(Provided records):

◇ ◇ ◇ ◇ ◇ ◇ ◇

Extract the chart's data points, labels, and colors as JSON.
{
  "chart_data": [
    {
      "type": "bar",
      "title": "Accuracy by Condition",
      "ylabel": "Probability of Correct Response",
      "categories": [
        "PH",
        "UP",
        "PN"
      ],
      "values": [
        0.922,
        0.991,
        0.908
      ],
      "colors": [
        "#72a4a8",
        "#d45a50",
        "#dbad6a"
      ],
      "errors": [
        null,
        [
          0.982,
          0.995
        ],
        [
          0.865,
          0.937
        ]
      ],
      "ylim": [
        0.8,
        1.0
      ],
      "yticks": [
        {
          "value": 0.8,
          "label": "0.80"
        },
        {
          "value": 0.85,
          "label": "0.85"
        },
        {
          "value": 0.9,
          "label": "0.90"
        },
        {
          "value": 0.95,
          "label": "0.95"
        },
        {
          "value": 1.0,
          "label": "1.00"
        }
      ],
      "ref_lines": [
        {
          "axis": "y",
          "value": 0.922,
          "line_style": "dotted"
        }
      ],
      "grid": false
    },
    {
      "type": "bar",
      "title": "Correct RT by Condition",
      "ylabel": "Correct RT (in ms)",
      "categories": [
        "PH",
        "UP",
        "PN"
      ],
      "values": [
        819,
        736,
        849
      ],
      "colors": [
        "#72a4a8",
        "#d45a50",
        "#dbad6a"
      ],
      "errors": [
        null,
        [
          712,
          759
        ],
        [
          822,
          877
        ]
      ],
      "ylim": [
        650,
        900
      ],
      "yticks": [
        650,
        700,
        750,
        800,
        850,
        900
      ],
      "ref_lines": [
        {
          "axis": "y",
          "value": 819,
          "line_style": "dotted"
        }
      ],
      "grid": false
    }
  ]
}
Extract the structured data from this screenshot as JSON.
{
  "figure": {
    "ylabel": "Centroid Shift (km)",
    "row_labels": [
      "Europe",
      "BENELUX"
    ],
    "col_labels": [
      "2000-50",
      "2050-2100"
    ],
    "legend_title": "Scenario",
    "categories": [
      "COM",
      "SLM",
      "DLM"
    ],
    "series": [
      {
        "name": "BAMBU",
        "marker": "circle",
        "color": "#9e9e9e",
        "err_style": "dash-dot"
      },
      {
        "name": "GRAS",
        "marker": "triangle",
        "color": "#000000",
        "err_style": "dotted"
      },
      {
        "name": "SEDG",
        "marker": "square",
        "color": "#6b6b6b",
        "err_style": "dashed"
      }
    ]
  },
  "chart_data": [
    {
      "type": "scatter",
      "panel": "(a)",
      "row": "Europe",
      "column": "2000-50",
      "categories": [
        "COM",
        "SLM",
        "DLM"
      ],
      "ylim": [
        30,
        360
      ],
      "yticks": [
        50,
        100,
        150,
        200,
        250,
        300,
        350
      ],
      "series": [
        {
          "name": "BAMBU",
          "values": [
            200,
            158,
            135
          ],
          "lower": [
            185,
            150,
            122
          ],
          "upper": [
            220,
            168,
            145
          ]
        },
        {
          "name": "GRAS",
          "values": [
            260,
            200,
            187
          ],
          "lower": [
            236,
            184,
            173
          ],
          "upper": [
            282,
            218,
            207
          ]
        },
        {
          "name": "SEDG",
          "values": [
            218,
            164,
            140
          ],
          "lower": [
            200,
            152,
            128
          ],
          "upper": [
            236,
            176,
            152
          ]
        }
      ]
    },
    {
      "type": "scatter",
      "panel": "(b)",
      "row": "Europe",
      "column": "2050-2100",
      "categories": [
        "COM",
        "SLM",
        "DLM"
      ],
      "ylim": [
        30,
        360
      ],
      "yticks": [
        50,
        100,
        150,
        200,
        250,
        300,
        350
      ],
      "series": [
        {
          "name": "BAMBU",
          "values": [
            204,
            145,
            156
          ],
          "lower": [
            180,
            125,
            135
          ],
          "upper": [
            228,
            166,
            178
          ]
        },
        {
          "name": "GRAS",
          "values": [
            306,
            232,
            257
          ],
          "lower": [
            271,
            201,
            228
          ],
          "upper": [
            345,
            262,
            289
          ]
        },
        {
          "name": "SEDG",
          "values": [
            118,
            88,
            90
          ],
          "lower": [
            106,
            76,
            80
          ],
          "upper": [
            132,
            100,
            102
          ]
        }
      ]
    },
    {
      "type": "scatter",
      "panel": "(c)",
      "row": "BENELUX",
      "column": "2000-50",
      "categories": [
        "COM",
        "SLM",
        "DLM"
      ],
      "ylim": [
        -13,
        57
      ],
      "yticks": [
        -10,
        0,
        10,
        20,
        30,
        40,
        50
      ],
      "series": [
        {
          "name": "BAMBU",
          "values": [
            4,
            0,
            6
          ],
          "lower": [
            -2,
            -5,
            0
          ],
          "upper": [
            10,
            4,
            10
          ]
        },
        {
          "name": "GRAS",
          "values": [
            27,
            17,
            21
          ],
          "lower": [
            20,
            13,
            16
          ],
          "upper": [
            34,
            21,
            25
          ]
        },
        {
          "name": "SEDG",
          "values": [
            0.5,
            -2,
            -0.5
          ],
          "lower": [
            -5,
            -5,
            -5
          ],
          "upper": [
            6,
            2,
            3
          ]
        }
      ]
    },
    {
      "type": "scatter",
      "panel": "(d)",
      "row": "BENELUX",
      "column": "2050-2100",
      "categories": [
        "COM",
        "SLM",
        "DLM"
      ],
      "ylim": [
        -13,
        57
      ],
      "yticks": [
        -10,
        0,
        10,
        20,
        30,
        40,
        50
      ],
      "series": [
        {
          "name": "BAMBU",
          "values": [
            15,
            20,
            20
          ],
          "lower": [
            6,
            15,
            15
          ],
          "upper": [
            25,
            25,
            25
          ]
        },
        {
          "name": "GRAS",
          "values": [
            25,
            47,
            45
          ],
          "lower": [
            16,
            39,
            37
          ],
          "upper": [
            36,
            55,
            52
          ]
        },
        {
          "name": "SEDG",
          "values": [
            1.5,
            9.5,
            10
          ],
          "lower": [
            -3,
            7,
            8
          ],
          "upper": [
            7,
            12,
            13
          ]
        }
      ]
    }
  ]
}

◇ ◇ ◇ ◇ ◇ ◇ ◇

(Exercise): Find the word "marker" in the material, then list each line that holds it.

(Written response):
        "marker": "circle",
        "marker": "triangle",
        "marker": "square",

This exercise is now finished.